Restate all the material verbatim, except for the pictures.

····················

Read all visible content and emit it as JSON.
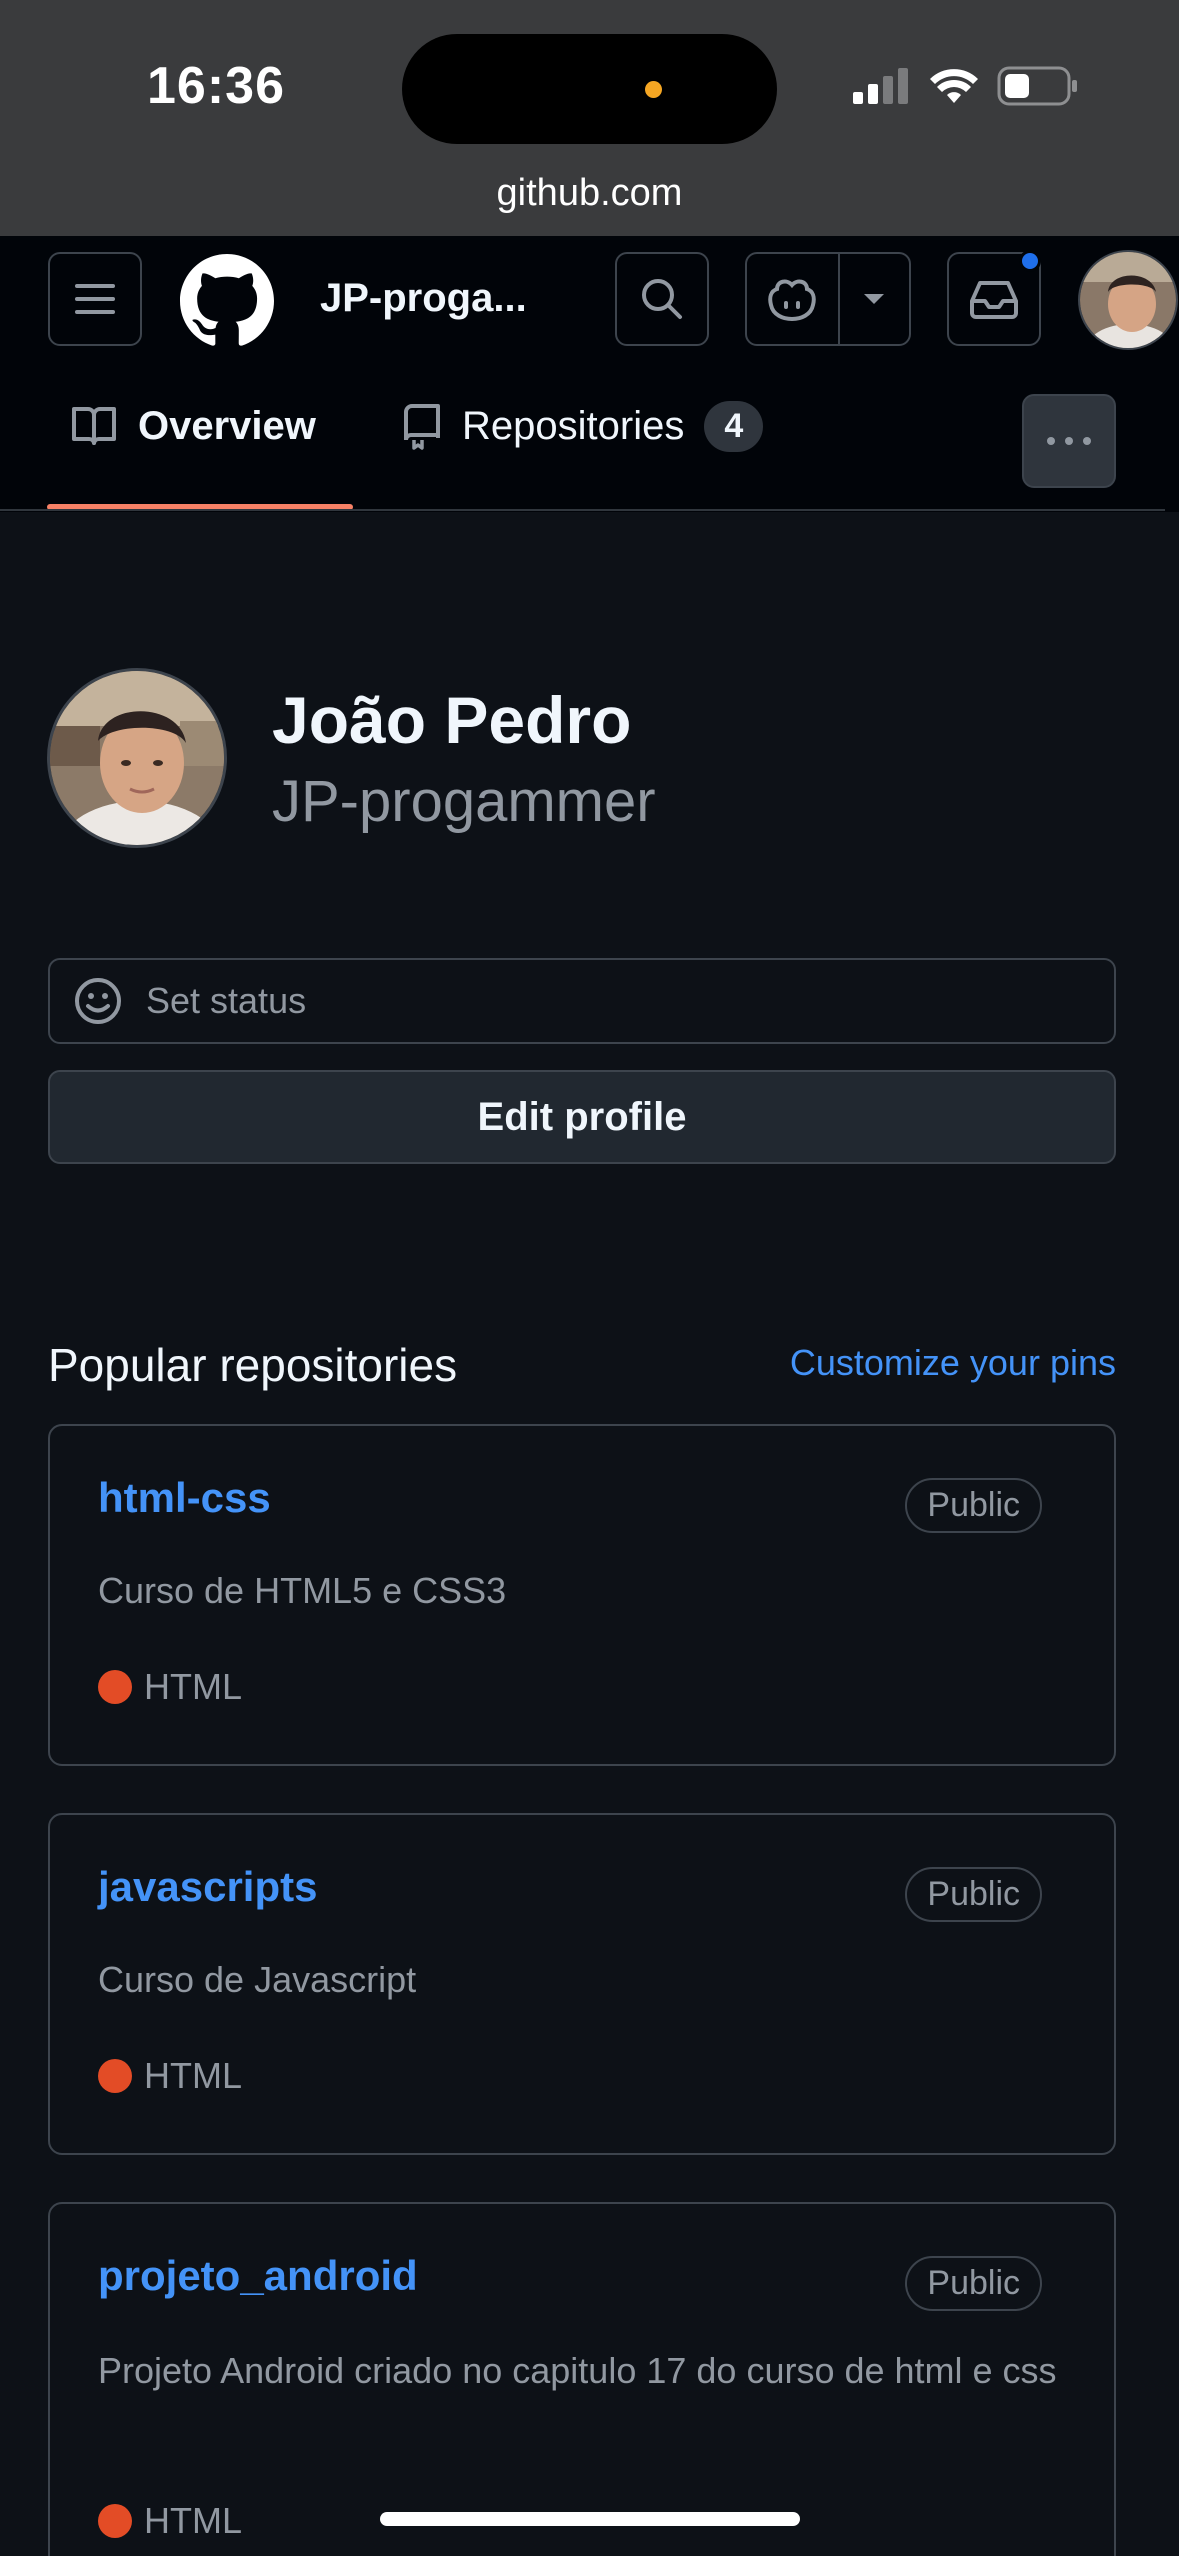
{
  "status_bar": {
    "time": "16:36"
  },
  "browser": {
    "url": "github.com"
  },
  "header": {
    "repo_title": "JP-proga..."
  },
  "tabs": [
    {
      "label": "Overview"
    },
    {
      "label": "Repositories",
      "count": "4"
    }
  ],
  "profile": {
    "name": "João Pedro",
    "login": "JP-progammer",
    "status_placeholder": "Set status",
    "edit_button": "Edit profile"
  },
  "popular": {
    "title": "Popular repositories",
    "customize": "Customize your pins",
    "repos": [
      {
        "name": "html-css",
        "visibility": "Public",
        "description": "Curso de HTML5 e CSS3",
        "language": "HTML"
      },
      {
        "name": "javascripts",
        "visibility": "Public",
        "description": "Curso de Javascript",
        "language": "HTML"
      },
      {
        "name": "projeto_android",
        "visibility": "Public",
        "description": "Projeto Android criado no capitulo 17 do curso de html e css",
        "language": "HTML"
      }
    ]
  },
  "colors": {
    "accent": "#4493f8",
    "tab_underline": "#f78166",
    "html_lang": "#e34c26",
    "notification": "#1f6feb",
    "background": "#0d1117"
  }
}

····················

#### SOLUTION TO THIS PROBLEM
Read all visible content and emit it as JSON.
{
  "status_bar": {
    "time": "16:36"
  },
  "browser": {
    "url": "github.com"
  },
  "header": {
    "repo_title": "JP-proga..."
  },
  "tabs": [
    {
      "label": "Overview"
    },
    {
      "label": "Repositories",
      "count": "4"
    }
  ],
  "profile": {
    "name": "João Pedro",
    "login": "JP-progammer",
    "status_placeholder": "Set status",
    "edit_button": "Edit profile"
  },
  "popular": {
    "title": "Popular repositories",
    "customize": "Customize your pins",
    "repos": [
      {
        "name": "html-css",
        "visibility": "Public",
        "description": "Curso de HTML5 e CSS3",
        "language": "HTML"
      },
      {
        "name": "javascripts",
        "visibility": "Public",
        "description": "Curso de Javascript",
        "language": "HTML"
      },
      {
        "name": "projeto_android",
        "visibility": "Public",
        "description": "Projeto Android criado no capitulo 17 do curso de html e css",
        "language": "HTML"
      }
    ]
  },
  "colors": {
    "accent": "#4493f8",
    "tab_underline": "#f78166",
    "html_lang": "#e34c26",
    "notification": "#1f6feb",
    "background": "#0d1117"
  }
}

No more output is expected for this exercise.